+++ EXTRACTED DATA +++

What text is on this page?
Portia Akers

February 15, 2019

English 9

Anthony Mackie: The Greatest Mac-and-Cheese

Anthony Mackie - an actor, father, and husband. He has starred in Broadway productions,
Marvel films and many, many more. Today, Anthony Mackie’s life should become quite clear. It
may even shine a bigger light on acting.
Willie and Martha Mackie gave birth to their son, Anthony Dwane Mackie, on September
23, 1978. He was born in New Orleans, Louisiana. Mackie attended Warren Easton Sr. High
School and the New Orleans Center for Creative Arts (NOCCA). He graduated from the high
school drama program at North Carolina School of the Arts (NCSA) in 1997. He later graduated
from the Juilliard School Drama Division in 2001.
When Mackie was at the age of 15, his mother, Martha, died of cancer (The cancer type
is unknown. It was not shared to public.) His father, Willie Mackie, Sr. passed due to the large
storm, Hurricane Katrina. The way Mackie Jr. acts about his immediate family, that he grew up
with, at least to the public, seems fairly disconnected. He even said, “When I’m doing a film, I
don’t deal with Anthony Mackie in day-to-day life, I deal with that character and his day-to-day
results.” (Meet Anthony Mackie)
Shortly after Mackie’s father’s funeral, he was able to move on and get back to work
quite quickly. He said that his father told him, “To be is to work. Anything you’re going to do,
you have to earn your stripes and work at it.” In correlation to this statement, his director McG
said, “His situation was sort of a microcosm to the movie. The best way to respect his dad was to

+++
+++ EXTRACTED DATA +++

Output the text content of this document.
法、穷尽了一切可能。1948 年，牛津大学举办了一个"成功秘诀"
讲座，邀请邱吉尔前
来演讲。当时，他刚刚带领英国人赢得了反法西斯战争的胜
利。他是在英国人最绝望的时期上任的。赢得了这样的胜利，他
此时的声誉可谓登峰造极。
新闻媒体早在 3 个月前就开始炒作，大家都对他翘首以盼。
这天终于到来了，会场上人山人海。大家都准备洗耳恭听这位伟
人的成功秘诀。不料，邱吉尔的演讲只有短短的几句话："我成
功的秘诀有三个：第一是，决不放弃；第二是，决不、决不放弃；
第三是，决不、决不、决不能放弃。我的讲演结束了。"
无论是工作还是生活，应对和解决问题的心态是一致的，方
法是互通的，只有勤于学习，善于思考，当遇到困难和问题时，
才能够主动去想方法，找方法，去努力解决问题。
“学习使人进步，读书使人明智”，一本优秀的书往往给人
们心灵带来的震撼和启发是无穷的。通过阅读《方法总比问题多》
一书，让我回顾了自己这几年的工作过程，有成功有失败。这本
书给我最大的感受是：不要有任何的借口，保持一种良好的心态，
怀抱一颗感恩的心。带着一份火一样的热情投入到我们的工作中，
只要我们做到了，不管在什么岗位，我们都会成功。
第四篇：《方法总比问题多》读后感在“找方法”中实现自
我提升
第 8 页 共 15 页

+++

→ SET PROBLEM
In the records above, find the lines containing "Arts" and copy them.

→ TASK RESULT
School and the New Orleans Center for Creative Arts (NOCCA). He graduated from the high
school drama program at North Carolina School of the Arts (NCSA) in 1997. He later graduated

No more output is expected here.